EXTRACTED INFORMATION:
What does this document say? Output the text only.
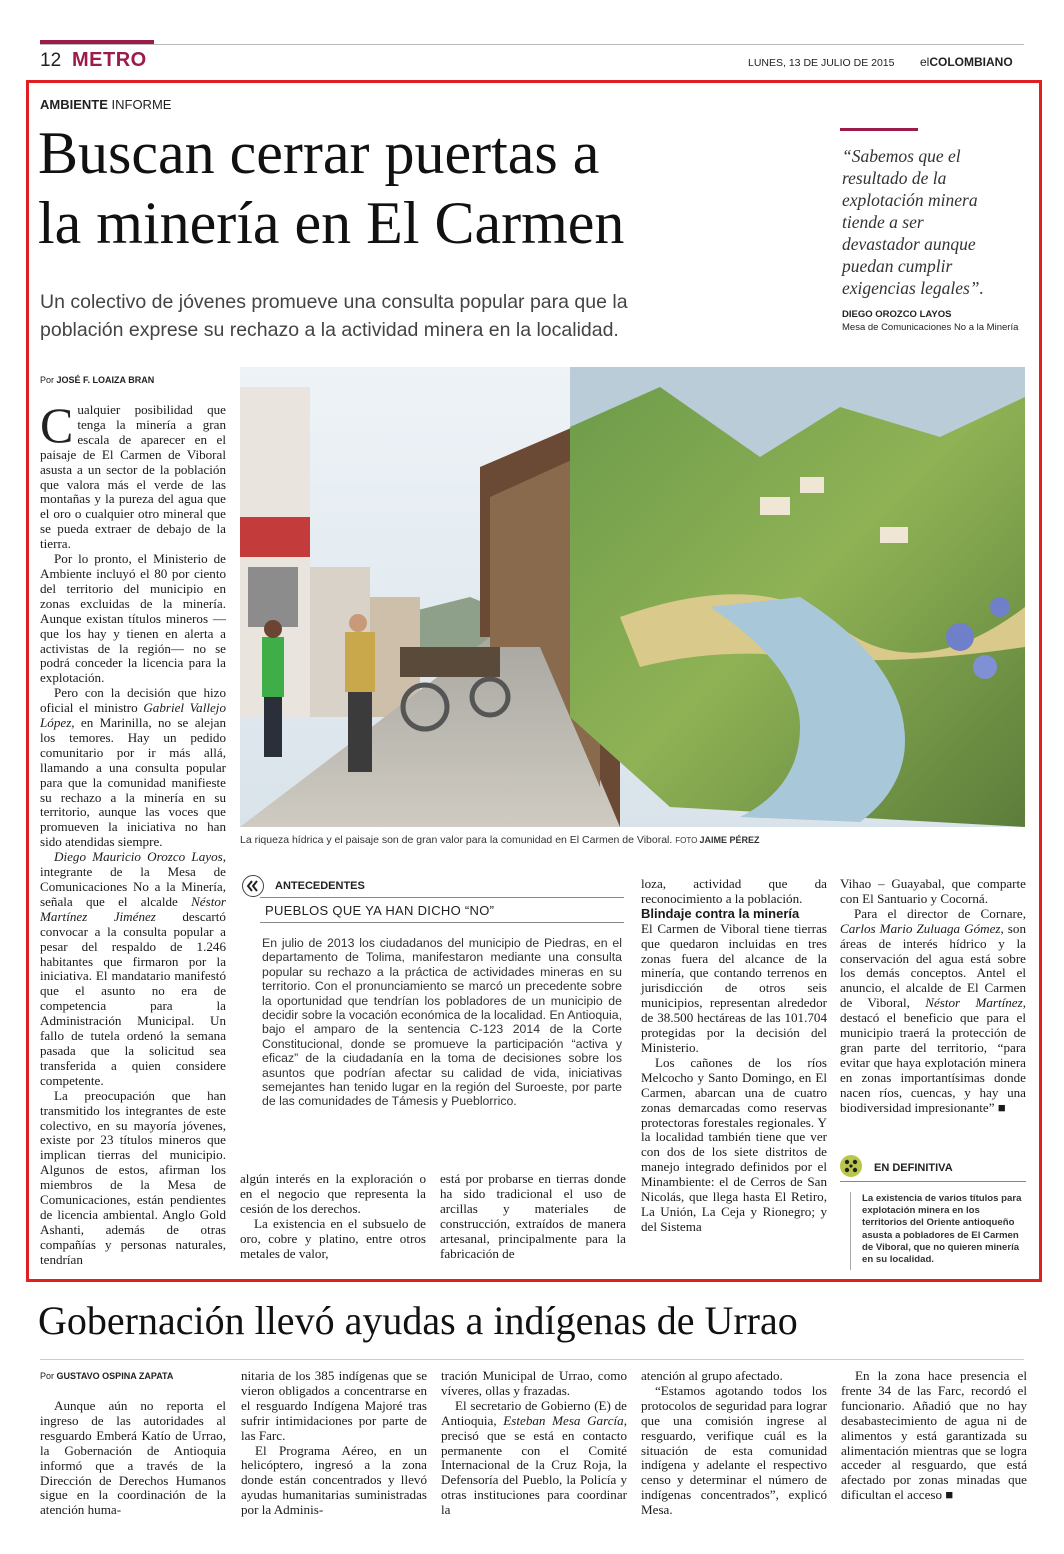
12 METRO	LUNES, 13 DE JULIO DE 2015 elCOLOMBIANO
AMBIENTE INFORME
Buscan cerrar puertas a
la minería en El Carmen
Un colectivo de jóvenes promueve una consulta popular para que la
población exprese su rechazo a la actividad minera en la localidad.
“Sabemos que el
resultado de la
explotación minera
tiende a ser
devastador aunque
puedan cumplir
exigencias legales”.
DIEGO OROZCO LAYOS
Mesa de Comunicaciones No a la Minería
Por JOSÉ F. LOAIZA BRAN
La riqueza hídrica y el paisaje son de gran valor para la comunidad en El Carmen de Viboral. FOTO JAIME PÉREZ

Cualquier posibilidad que tenga la minería a gran escala de aparecer en el paisaje de El Carmen de Viboral asusta a un sector de la población que valora más el verde de las montañas y la pureza del agua que el oro o cualquier otro mineral que se pueda extraer de debajo de la tierra.

Por lo pronto, el Ministerio de Ambiente incluyó el 80 por ciento del territorio del municipio en zonas excluidas de la minería. Aunque existan títulos mineros —que los hay y tienen en alerta a activistas de la región— no se podrá conceder la licencia para la explotación.

Pero con la decisión que hizo oficial el ministro Gabriel Vallejo López, en Marinilla, no se alejan los temores. Hay un pedido comunitario por ir más allá, llamando a una consulta popular para que la comunidad manifieste su rechazo a la minería en su territorio, aunque las voces que promueven la iniciativa no han sido atendidas siempre.

Diego Mauricio Orozco Layos, integrante de la Mesa de Comunicaciones No a la Minería, señala que el alcalde Néstor Martínez Jiménez descartó convocar a la consulta popular a pesar del respaldo de 1.246 habitantes que firmaron por la iniciativa. El mandatario manifestó que el asunto no era de competencia para la Administración Municipal. Un fallo de tutela ordenó la semana pasada que la solicitud sea transferida a quien considere competente.

La preocupación que han transmitido los integrantes de este colectivo, en su mayoría jóvenes, existe por 23 títulos mineros que implican tierras del municipio. Algunos de estos, afirman los miembros de la Mesa de Comunicaciones, están pendientes de licencia ambiental. Anglo Gold Ashanti, además de otras compañías y personas naturales, tendrían

ANTECEDENTES
PUEBLOS QUE YA HAN DICHO “NO”
En julio de 2013 los ciudadanos del municipio de Piedras, en el departamento de Tolima, manifestaron mediante una consulta popular su rechazo a la práctica de actividades mineras en su territorio. Con el pronunciamiento se marcó un precedente sobre la oportunidad que tendrían los pobladores de un municipio de decidir sobre la vocación económica de la localidad. En Antioquia, bajo el amparo de la sentencia C-123 2014 de la Corte Constitucional, donde se promueve la participación “activa y eficaz” de la ciudadanía en la toma de decisiones sobre los asuntos que podrían afectar su calidad de vida, iniciativas semejantes han tenido lugar en la región del Suroeste, por parte de las comunidades de Támesis y Pueblorrico.

algún interés en la exploración o en el negocio que representa la cesión de los derechos.

La existencia en el subsuelo de oro, cobre y platino, entre otros metales de valor,

está por probarse en tierras donde ha sido tradicional el uso de arcillas y materiales de construcción, extraídos de manera artesanal, principalmente para la fabricación de

loza, actividad que da reconocimiento a la población.

Blindaje contra la minería

El Carmen de Viboral tiene tierras que quedaron incluidas en tres zonas fuera del alcance de la minería, que contando terrenos en jurisdicción de otros seis municipios, representan alrededor de 38.500 hectáreas de las 101.704 protegidas por la decisión del Ministerio.

Los cañones de los ríos Melcocho y Santo Domingo, en El Carmen, abarcan una de cuatro zonas demarcadas como reservas protectoras forestales regionales. Y la localidad también tiene que ver con dos de los siete distritos de manejo integrado definidos por el Minambiente: el de Cerros de San Nicolás, que llega hasta El Retiro, La Unión, La Ceja y Rionegro; y del Sistema

Vihao – Guayabal, que comparte con El Santuario y Cocorná.

Para el director de Cornare, Carlos Mario Zuluaga Gómez, son áreas de interés hídrico y la conservación del agua está sobre los demás conceptos. Antel el anuncio, el alcalde de El Carmen de Viboral, Néstor Martínez, destacó el beneficio que para el municipio traerá la protección de gran parte del territorio, “para evitar que haya explotación minera en zonas importantísimas donde nacen ríos, cuencas, y hay una biodiversidad impresionante” ■

EN DEFINITIVA
La existencia de varios títulos para explotación minera en los territorios del Oriente antioqueño asusta a pobladores de El Carmen de Viboral, que no quieren minería en su localidad.
Gobernación llevó ayudas a indígenas de Urrao
Por GUSTAVO OSPINA ZAPATA

Aunque aún no reporta el ingreso de las autoridades al resguardo Emberá Katío de Urrao, la Gobernación de Antioquia informó que a través de la Dirección de Derechos Humanos sigue en la coordinación de la atención huma-

nitaria de los 385 indígenas que se vieron obligados a concentrarse en el resguardo Indígena Majoré tras sufrir intimidaciones por parte de las Farc.

El Programa Aéreo, en un helicóptero, ingresó a la zona donde están concentrados y llevó ayudas humanitarias suministradas por la Adminis-

tración Municipal de Urrao, como víveres, ollas y frazadas.

El secretario de Gobierno (E) de Antioquia, Esteban Mesa García, precisó que se está en contacto permanente con el Comité Internacional de la Cruz Roja, la Defensoría del Pueblo, la Policía y otras instituciones para coordinar la

atención al grupo afectado.

“Estamos agotando todos los protocolos de seguridad para lograr que una comisión ingrese al resguardo, verifique cuál es la situación de esta comunidad indígena y adelante el respectivo censo y determinar el número de indígenas concentrados”, explicó Mesa.

En la zona hace presencia el frente 34 de las Farc, recordó el funcionario. Añadió que no hay desabastecimiento de agua ni de alimentos y está garantizada su alimentación mientras que se logra acceder al resguardo, que está afectado por zonas minadas que dificultan el acceso ■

STATED TASK:
Without including any pictures, output all the entries above exactly.

ANSWER FOR THE TASK:
What does this document say? Output the text only.
12 METRO	LUNES, 13 DE JULIO DE 2015 elCOLOMBIANO
AMBIENTE INFORME
Buscan cerrar puertas a
la minería en El Carmen
Un colectivo de jóvenes promueve una consulta popular para que la
población exprese su rechazo a la actividad minera en la localidad.
“Sabemos que el
resultado de la
explotación minera
tiende a ser
devastador aunque
puedan cumplir
exigencias legales”.
DIEGO OROZCO LAYOS
Mesa de Comunicaciones No a la Minería
Por JOSÉ F. LOAIZA BRAN
La riqueza hídrica y el paisaje son de gran valor para la comunidad en El Carmen de Viboral. FOTO JAIME PÉREZ

Cualquier posibilidad que tenga la minería a gran escala de aparecer en el paisaje de El Carmen de Viboral asusta a un sector de la población que valora más el verde de las montañas y la pureza del agua que el oro o cualquier otro mineral que se pueda extraer de debajo de la tierra.

Por lo pronto, el Ministerio de Ambiente incluyó el 80 por ciento del territorio del municipio en zonas excluidas de la minería. Aunque existan títulos mineros —que los hay y tienen en alerta a activistas de la región— no se podrá conceder la licencia para la explotación.

Pero con la decisión que hizo oficial el ministro Gabriel Vallejo López, en Marinilla, no se alejan los temores. Hay un pedido comunitario por ir más allá, llamando a una consulta popular para que la comunidad manifieste su rechazo a la minería en su territorio, aunque las voces que promueven la iniciativa no han sido atendidas siempre.

Diego Mauricio Orozco Layos, integrante de la Mesa de Comunicaciones No a la Minería, señala que el alcalde Néstor Martínez Jiménez descartó convocar a la consulta popular a pesar del respaldo de 1.246 habitantes que firmaron por la iniciativa. El mandatario manifestó que el asunto no era de competencia para la Administración Municipal. Un fallo de tutela ordenó la semana pasada que la solicitud sea transferida a quien considere competente.

La preocupación que han transmitido los integrantes de este colectivo, en su mayoría jóvenes, existe por 23 títulos mineros que implican tierras del municipio. Algunos de estos, afirman los miembros de la Mesa de Comunicaciones, están pendientes de licencia ambiental. Anglo Gold Ashanti, además de otras compañías y personas naturales, tendrían

ANTECEDENTES
PUEBLOS QUE YA HAN DICHO “NO”
En julio de 2013 los ciudadanos del municipio de Piedras, en el departamento de Tolima, manifestaron mediante una consulta popular su rechazo a la práctica de actividades mineras en su territorio. Con el pronunciamiento se marcó un precedente sobre la oportunidad que tendrían los pobladores de un municipio de decidir sobre la vocación económica de la localidad. En Antioquia, bajo el amparo de la sentencia C-123 2014 de la Corte Constitucional, donde se promueve la participación “activa y eficaz” de la ciudadanía en la toma de decisiones sobre los asuntos que podrían afectar su calidad de vida, iniciativas semejantes han tenido lugar en la región del Suroeste, por parte de las comunidades de Támesis y Pueblorrico.

algún interés en la exploración o en el negocio que representa la cesión de los derechos.

La existencia en el subsuelo de oro, cobre y platino, entre otros metales de valor,

está por probarse en tierras donde ha sido tradicional el uso de arcillas y materiales de construcción, extraídos de manera artesanal, principalmente para la fabricación de

loza, actividad que da reconocimiento a la población.

Blindaje contra la minería

El Carmen de Viboral tiene tierras que quedaron incluidas en tres zonas fuera del alcance de la minería, que contando terrenos en jurisdicción de otros seis municipios, representan alrededor de 38.500 hectáreas de las 101.704 protegidas por la decisión del Ministerio.

Los cañones de los ríos Melcocho y Santo Domingo, en El Carmen, abarcan una de cuatro zonas demarcadas como reservas protectoras forestales regionales. Y la localidad también tiene que ver con dos de los siete distritos de manejo integrado definidos por el Minambiente: el de Cerros de San Nicolás, que llega hasta El Retiro, La Unión, La Ceja y Rionegro; y del Sistema

Vihao – Guayabal, que comparte con El Santuario y Cocorná.

Para el director de Cornare, Carlos Mario Zuluaga Gómez, son áreas de interés hídrico y la conservación del agua está sobre los demás conceptos. Antel el anuncio, el alcalde de El Carmen de Viboral, Néstor Martínez, destacó el beneficio que para el municipio traerá la protección de gran parte del territorio, “para evitar que haya explotación minera en zonas importantísimas donde nacen ríos, cuencas, y hay una biodiversidad impresionante” ■

EN DEFINITIVA
La existencia de varios títulos para explotación minera en los territorios del Oriente antioqueño asusta a pobladores de El Carmen de Viboral, que no quieren minería en su localidad.
Gobernación llevó ayudas a indígenas de Urrao
Por GUSTAVO OSPINA ZAPATA

Aunque aún no reporta el ingreso de las autoridades al resguardo Emberá Katío de Urrao, la Gobernación de Antioquia informó que a través de la Dirección de Derechos Humanos sigue en la coordinación de la atención huma-

nitaria de los 385 indígenas que se vieron obligados a concentrarse en el resguardo Indígena Majoré tras sufrir intimidaciones por parte de las Farc.

El Programa Aéreo, en un helicóptero, ingresó a la zona donde están concentrados y llevó ayudas humanitarias suministradas por la Adminis-

tración Municipal de Urrao, como víveres, ollas y frazadas.

El secretario de Gobierno (E) de Antioquia, Esteban Mesa García, precisó que se está en contacto permanente con el Comité Internacional de la Cruz Roja, la Defensoría del Pueblo, la Policía y otras instituciones para coordinar la

atención al grupo afectado.

“Estamos agotando todos los protocolos de seguridad para lograr que una comisión ingrese al resguardo, verifique cuál es la situación de esta comunidad indígena y adelante el respectivo censo y determinar el número de indígenas concentrados”, explicó Mesa.

En la zona hace presencia el frente 34 de las Farc, recordó el funcionario. Añadió que no hay desabastecimiento de agua ni de alimentos y está garantizada su alimentación mientras que se logra acceder al resguardo, que está afectado por zonas minadas que dificultan el acceso ■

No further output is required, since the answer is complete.